[Data excerpts]
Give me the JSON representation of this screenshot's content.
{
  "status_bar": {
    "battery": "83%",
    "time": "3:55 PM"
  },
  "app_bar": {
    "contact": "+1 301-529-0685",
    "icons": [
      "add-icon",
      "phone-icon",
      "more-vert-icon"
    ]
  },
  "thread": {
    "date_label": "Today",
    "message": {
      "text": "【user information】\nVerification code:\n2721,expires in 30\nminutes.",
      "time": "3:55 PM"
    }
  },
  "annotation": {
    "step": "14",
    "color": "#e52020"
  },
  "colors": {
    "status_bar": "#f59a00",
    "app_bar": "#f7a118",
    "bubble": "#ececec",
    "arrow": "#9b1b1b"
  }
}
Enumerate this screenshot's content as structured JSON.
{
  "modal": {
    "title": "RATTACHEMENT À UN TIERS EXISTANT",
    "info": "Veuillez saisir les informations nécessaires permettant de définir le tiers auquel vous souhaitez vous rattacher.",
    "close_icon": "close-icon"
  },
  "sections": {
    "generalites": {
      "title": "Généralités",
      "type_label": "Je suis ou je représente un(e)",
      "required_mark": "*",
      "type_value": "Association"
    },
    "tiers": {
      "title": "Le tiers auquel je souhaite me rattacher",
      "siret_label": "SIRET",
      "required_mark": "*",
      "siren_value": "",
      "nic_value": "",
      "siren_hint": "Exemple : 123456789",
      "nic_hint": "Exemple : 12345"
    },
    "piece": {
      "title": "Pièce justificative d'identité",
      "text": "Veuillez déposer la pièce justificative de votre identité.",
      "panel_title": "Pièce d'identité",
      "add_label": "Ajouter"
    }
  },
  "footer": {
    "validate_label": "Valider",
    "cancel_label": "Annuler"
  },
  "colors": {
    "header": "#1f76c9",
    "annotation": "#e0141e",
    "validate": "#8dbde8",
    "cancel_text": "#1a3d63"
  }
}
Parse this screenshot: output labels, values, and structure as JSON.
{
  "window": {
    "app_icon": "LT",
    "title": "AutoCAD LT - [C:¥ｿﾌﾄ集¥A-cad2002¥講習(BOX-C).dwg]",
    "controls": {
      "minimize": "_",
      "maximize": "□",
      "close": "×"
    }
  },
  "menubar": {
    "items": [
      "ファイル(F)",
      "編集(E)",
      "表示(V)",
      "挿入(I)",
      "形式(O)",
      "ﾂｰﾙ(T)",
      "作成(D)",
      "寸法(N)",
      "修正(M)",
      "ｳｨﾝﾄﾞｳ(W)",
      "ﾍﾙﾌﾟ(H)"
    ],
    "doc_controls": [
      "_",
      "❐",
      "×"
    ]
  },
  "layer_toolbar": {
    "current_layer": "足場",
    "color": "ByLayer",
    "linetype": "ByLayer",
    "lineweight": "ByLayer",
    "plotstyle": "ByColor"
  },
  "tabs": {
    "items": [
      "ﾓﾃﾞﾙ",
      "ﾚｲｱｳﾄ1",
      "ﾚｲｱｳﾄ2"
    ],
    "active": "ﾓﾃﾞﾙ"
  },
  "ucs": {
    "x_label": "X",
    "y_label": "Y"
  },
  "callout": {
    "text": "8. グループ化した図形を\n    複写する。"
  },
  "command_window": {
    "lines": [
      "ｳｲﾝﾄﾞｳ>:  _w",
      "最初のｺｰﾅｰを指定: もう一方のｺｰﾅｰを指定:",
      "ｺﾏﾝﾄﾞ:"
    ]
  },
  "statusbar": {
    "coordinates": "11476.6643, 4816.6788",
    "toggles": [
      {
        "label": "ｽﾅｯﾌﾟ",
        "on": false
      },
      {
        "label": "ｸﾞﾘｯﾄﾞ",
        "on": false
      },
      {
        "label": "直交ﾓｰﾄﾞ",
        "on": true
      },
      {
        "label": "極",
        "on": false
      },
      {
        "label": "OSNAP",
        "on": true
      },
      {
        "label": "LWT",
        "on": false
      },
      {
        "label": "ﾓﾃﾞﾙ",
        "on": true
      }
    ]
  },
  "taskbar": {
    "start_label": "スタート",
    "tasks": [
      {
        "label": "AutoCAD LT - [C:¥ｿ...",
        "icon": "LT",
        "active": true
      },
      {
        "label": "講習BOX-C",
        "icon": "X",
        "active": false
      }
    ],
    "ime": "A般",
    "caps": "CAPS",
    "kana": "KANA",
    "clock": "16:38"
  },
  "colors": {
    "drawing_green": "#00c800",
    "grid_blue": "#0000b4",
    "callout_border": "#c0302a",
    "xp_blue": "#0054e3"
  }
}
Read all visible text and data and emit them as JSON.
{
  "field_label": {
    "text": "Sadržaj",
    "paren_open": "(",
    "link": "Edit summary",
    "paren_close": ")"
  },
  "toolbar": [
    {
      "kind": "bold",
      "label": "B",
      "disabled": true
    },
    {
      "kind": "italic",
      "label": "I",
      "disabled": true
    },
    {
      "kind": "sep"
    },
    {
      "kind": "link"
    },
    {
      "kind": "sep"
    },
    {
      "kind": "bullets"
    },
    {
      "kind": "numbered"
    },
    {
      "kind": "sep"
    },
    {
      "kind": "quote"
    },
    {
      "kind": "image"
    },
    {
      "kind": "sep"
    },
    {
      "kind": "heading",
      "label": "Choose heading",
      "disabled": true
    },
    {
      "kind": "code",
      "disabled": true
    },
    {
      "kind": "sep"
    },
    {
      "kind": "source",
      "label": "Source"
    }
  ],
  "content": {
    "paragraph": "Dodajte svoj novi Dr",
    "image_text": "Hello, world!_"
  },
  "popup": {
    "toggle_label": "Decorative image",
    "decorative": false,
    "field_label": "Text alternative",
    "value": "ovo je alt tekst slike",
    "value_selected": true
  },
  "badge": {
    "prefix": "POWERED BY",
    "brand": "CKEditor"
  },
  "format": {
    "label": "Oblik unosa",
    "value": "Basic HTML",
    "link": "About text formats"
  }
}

What the task asks ▸ Copy out all lines above that include the string "justificative".

Written solution ▸
      "title": "Pièce justificative d'identité",
      "text": "Veuillez déposer la pièce justificative de votre identité.",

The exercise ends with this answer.